• [DIRECTIONS]: Write every record out again exactly as given.

• [Data entries]:

********

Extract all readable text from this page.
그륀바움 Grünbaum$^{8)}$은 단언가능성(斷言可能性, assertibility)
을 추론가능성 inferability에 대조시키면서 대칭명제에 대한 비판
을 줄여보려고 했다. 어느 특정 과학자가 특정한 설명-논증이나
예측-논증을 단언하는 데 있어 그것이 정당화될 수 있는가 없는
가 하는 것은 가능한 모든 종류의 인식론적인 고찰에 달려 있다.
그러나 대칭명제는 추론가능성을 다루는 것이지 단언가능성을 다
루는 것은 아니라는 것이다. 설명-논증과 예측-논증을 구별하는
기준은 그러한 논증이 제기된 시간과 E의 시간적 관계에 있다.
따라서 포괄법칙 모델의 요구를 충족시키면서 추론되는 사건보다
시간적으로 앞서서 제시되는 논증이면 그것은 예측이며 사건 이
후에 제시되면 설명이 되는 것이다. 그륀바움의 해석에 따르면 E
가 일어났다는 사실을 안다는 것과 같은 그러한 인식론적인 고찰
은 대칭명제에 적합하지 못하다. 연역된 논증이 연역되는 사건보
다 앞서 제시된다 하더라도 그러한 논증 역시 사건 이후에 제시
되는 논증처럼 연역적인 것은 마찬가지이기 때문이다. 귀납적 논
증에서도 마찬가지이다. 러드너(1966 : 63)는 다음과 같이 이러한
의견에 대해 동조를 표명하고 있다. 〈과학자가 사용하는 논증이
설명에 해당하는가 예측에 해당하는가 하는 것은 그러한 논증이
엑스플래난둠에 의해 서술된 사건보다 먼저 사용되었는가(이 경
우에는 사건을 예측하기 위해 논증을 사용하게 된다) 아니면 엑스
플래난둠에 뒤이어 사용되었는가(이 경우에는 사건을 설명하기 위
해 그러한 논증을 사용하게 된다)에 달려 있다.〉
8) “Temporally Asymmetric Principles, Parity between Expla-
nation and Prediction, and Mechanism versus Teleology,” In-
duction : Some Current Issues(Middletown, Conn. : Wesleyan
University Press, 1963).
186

********

• [THE OUTPUT]:
Extract all readable text from this page.
그륀바움 Grünbaum$^{8)}$은 단언가능성(斷言可能性, assertibility)
을 추론가능성 inferability에 대조시키면서 대칭명제에 대한 비판
을 줄여보려고 했다. 어느 특정 과학자가 특정한 설명-논증이나
예측-논증을 단언하는 데 있어 그것이 정당화될 수 있는가 없는
가 하는 것은 가능한 모든 종류의 인식론적인 고찰에 달려 있다.
그러나 대칭명제는 추론가능성을 다루는 것이지 단언가능성을 다
루는 것은 아니라는 것이다. 설명-논증과 예측-논증을 구별하는
기준은 그러한 논증이 제기된 시간과 E의 시간적 관계에 있다.
따라서 포괄법칙 모델의 요구를 충족시키면서 추론되는 사건보다
시간적으로 앞서서 제시되는 논증이면 그것은 예측이며 사건 이
후에 제시되면 설명이 되는 것이다. 그륀바움의 해석에 따르면 E
가 일어났다는 사실을 안다는 것과 같은 그러한 인식론적인 고찰
은 대칭명제에 적합하지 못하다. 연역된 논증이 연역되는 사건보
다 앞서 제시된다 하더라도 그러한 논증 역시 사건 이후에 제시
되는 논증처럼 연역적인 것은 마찬가지이기 때문이다. 귀납적 논
증에서도 마찬가지이다. 러드너(1966 : 63)는 다음과 같이 이러한
의견에 대해 동조를 표명하고 있다. 〈과학자가 사용하는 논증이
설명에 해당하는가 예측에 해당하는가 하는 것은 그러한 논증이
엑스플래난둠에 의해 서술된 사건보다 먼저 사용되었는가(이 경
우에는 사건을 예측하기 위해 논증을 사용하게 된다) 아니면 엑스
플래난둠에 뒤이어 사용되었는가(이 경우에는 사건을 설명하기 위
해 그러한 논증을 사용하게 된다)에 달려 있다.〉
8) “Temporally Asymmetric Principles, Parity between Expla-
nation and Prediction, and Mechanism versus Teleology,” In-
duction : Some Current Issues(Middletown, Conn. : Wesleyan
University Press, 1963).
186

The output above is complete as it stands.